** Start MATERIAL FOR THIS TASK **

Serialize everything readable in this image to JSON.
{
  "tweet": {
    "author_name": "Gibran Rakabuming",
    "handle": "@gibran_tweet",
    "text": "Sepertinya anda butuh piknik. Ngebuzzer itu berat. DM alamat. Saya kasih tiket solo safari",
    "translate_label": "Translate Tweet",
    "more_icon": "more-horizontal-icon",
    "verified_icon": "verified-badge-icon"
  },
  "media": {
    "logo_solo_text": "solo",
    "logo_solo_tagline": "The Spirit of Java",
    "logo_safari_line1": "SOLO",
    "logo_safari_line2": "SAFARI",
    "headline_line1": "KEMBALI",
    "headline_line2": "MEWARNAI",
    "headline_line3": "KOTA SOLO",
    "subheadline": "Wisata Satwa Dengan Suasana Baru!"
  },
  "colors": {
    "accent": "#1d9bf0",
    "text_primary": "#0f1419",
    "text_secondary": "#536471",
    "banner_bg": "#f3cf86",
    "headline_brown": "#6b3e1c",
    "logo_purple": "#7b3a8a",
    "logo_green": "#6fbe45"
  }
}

** End MATERIAL FOR THIS TASK **

GIVEN PROBLEM:
Identify all lines where the word "icon" shows up. Copy them.

WRITTEN ANSWER:
    "more_icon": "more-horizontal-icon",
    "verified_icon": "verified-badge-icon"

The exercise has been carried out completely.